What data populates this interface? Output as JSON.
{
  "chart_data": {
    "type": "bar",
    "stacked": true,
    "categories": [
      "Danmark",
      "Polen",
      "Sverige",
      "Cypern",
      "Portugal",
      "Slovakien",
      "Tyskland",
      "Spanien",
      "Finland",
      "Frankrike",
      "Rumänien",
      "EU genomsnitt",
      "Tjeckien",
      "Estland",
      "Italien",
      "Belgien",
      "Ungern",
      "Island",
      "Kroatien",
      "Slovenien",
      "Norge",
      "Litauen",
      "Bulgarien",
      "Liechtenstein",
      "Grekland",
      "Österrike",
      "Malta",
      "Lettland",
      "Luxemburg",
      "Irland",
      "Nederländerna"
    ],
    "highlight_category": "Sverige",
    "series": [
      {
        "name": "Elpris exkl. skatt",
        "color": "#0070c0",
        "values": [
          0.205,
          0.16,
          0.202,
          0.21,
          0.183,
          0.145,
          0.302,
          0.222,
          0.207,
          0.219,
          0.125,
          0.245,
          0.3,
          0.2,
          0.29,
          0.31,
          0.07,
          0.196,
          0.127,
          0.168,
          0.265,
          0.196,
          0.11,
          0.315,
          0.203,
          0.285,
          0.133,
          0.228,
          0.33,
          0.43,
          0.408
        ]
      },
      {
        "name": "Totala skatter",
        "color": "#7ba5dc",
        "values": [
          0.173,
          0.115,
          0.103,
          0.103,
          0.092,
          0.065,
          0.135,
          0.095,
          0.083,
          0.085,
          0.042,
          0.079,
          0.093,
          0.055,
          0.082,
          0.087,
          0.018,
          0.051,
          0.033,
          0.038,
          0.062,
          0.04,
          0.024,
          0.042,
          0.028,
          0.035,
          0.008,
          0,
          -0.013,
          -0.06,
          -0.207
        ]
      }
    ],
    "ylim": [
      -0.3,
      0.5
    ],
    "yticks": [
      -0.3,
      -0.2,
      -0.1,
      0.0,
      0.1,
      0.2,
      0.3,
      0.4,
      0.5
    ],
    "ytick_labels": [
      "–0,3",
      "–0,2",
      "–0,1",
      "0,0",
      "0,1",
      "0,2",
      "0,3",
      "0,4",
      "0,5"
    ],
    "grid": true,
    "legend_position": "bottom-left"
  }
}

-------------------------

» **Assignment**
Reproduce the data in its entirety. Keep every character unchanged.

» **Output of the task**
What data populates this interface? Output as JSON.
{
  "chart_data": {
    "type": "bar",
    "stacked": true,
    "categories": [
      "Danmark",
      "Polen",
      "Sverige",
      "Cypern",
      "Portugal",
      "Slovakien",
      "Tyskland",
      "Spanien",
      "Finland",
      "Frankrike",
      "Rumänien",
      "EU genomsnitt",
      "Tjeckien",
      "Estland",
      "Italien",
      "Belgien",
      "Ungern",
      "Island",
      "Kroatien",
      "Slovenien",
      "Norge",
      "Litauen",
      "Bulgarien",
      "Liechtenstein",
      "Grekland",
      "Österrike",
      "Malta",
      "Lettland",
      "Luxemburg",
      "Irland",
      "Nederländerna"
    ],
    "highlight_category": "Sverige",
    "series": [
      {
        "name": "Elpris exkl. skatt",
        "color": "#0070c0",
        "values": [
          0.205,
          0.16,
          0.202,
          0.21,
          0.183,
          0.145,
          0.302,
          0.222,
          0.207,
          0.219,
          0.125,
          0.245,
          0.3,
          0.2,
          0.29,
          0.31,
          0.07,
          0.196,
          0.127,
          0.168,
          0.265,
          0.196,
          0.11,
          0.315,
          0.203,
          0.285,
          0.133,
          0.228,
          0.33,
          0.43,
          0.408
        ]
      },
      {
        "name": "Totala skatter",
        "color": "#7ba5dc",
        "values": [
          0.173,
          0.115,
          0.103,
          0.103,
          0.092,
          0.065,
          0.135,
          0.095,
          0.083,
          0.085,
          0.042,
          0.079,
          0.093,
          0.055,
          0.082,
          0.087,
          0.018,
          0.051,
          0.033,
          0.038,
          0.062,
          0.04,
          0.024,
          0.042,
          0.028,
          0.035,
          0.008,
          0,
          -0.013,
          -0.06,
          -0.207
        ]
      }
    ],
    "ylim": [
      -0.3,
      0.5
    ],
    "yticks": [
      -0.3,
      -0.2,
      -0.1,
      0.0,
      0.1,
      0.2,
      0.3,
      0.4,
      0.5
    ],
    "ytick_labels": [
      "–0,3",
      "–0,2",
      "–0,1",
      "0,0",
      "0,1",
      "0,2",
      "0,3",
      "0,4",
      "0,5"
    ],
    "grid": true,
    "legend_position": "bottom-left"
  }
}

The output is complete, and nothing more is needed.